## Material
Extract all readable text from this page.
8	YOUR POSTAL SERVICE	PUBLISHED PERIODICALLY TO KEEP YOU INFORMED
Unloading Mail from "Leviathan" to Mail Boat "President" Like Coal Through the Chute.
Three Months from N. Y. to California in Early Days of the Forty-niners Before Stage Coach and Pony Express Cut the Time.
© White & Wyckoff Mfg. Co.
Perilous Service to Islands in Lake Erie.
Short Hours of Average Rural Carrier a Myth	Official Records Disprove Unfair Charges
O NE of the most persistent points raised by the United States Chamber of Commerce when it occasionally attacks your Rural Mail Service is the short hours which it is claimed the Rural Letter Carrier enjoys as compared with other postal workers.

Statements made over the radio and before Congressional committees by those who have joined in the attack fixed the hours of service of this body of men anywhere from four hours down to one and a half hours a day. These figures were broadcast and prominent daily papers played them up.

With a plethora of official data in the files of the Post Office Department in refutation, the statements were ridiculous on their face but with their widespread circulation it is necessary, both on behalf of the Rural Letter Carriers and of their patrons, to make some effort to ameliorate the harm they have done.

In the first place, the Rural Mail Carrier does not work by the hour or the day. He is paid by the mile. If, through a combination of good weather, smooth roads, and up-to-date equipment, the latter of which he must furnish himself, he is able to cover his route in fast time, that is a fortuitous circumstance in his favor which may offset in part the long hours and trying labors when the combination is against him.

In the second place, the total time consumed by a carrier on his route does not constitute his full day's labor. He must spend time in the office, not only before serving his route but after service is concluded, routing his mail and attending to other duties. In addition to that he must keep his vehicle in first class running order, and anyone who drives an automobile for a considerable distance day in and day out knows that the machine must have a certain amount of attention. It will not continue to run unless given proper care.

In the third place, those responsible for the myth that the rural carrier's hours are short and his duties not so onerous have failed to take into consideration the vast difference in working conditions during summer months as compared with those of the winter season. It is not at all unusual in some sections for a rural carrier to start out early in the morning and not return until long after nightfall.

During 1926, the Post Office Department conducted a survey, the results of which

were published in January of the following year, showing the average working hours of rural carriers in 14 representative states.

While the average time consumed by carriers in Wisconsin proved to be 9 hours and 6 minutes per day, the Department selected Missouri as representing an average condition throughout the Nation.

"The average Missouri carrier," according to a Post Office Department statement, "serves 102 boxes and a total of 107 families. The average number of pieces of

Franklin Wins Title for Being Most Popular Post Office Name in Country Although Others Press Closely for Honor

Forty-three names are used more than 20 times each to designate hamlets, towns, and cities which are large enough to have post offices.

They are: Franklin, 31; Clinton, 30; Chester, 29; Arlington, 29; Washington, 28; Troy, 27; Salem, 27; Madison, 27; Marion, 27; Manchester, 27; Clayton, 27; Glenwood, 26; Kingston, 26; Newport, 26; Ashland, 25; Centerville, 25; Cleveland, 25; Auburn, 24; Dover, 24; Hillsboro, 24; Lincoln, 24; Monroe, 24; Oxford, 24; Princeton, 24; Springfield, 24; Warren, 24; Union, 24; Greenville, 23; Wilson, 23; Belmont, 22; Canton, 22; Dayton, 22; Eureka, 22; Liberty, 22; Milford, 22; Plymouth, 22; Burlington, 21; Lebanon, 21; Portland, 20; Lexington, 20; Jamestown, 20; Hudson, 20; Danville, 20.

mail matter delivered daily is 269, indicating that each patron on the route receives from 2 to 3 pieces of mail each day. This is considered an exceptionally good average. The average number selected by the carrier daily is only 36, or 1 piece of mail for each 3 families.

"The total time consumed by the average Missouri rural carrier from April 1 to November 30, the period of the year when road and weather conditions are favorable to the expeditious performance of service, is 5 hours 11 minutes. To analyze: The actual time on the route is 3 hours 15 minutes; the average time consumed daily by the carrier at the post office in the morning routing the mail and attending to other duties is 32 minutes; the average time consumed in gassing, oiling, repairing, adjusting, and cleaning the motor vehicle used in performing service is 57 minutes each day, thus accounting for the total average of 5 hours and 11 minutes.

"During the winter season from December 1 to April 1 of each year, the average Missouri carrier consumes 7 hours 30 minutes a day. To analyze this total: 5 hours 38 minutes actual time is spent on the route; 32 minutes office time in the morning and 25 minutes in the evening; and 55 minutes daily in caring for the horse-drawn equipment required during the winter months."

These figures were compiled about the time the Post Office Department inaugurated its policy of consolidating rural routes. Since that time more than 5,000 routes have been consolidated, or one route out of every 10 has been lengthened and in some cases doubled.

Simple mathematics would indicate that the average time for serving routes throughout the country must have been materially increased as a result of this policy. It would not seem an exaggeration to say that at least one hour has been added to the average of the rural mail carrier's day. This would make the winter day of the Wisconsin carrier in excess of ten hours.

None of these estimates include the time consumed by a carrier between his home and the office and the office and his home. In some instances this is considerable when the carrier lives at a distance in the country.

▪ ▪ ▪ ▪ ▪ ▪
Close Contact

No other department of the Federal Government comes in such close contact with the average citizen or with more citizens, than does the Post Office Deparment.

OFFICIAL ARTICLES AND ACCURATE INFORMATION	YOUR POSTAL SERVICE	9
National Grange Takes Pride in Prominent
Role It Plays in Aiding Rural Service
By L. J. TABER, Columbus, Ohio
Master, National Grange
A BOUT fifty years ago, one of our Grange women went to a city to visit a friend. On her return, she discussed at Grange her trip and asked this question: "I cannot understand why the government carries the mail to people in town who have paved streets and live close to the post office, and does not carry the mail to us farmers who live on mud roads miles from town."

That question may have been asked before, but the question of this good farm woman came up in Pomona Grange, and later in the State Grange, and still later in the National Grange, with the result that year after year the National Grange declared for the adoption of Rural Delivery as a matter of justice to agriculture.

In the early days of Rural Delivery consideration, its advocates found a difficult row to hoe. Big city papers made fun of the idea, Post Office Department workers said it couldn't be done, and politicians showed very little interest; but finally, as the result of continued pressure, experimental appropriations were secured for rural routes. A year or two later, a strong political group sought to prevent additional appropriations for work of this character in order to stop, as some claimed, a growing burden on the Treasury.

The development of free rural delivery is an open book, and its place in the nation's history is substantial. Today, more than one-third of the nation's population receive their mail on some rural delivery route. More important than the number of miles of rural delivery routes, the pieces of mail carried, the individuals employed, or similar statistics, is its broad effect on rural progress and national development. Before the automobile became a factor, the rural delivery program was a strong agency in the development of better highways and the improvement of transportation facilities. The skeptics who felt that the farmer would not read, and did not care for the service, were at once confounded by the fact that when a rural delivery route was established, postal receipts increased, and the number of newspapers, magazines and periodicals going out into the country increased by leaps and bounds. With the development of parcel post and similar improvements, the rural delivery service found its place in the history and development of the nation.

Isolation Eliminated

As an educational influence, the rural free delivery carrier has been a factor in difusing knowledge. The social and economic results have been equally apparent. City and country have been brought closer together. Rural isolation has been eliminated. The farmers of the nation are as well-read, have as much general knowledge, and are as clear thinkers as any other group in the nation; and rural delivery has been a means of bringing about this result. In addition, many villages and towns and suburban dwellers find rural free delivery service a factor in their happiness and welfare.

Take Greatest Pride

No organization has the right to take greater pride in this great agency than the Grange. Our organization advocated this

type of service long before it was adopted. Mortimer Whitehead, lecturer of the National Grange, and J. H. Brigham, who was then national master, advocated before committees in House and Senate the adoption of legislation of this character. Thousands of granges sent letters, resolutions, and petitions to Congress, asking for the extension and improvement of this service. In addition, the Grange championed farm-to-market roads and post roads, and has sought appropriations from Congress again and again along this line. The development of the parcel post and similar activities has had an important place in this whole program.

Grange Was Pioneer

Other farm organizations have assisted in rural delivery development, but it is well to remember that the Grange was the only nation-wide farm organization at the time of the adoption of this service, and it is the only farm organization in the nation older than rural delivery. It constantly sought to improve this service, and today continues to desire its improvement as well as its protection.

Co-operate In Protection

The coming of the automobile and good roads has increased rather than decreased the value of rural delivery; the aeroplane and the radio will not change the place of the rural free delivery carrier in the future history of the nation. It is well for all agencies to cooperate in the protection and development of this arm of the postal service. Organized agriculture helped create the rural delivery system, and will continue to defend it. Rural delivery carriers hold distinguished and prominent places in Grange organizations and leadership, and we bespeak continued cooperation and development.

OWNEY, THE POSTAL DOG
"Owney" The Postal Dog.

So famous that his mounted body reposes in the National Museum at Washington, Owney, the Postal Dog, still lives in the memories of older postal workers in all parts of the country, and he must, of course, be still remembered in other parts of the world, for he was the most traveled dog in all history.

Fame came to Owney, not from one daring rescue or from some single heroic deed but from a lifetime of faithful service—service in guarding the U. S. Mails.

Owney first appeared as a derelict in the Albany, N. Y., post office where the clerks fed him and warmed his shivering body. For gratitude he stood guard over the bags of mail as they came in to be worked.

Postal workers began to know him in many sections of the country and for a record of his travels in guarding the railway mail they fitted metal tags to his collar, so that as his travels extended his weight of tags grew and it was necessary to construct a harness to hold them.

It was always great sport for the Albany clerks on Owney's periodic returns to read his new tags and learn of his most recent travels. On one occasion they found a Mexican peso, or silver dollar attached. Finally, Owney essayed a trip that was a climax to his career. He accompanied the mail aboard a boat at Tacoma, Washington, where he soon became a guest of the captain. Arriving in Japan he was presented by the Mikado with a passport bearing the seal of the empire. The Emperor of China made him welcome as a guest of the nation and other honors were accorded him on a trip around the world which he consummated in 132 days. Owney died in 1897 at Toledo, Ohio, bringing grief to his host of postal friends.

## Stated exercise
Look above for every line with the word "Franklin" and copy it.

## Result of this exercise
Franklin Wins Title for Being Most Popular Post Office Name in Country Although Others Press Closely for Honor
They are: Franklin, 31; Clinton, 30; Chester, 29; Arlington, 29; Washington, 28; Troy, 27; Salem, 27; Madison, 27; Marion, 27; Manchester, 27; Clayton, 27; Glenwood, 26; Kingston, 26; Newport, 26; Ashland, 25; Centerville, 25; Cleveland, 25; Auburn, 24; Dover, 24; Hillsboro, 24; Lincoln, 24; Monroe, 24; Oxford, 24; Princeton, 24; Springfield, 24; Warren, 24; Union, 24; Greenville, 23; Wilson, 23; Belmont, 22; Canton, 22; Dayton, 22; Eureka, 22; Liberty, 22; Milford, 22; Plymouth, 22; Burlington, 21; Lebanon, 21; Portland, 20; Lexington, 20; Jamestown, 20; Hudson, 20; Danville, 20.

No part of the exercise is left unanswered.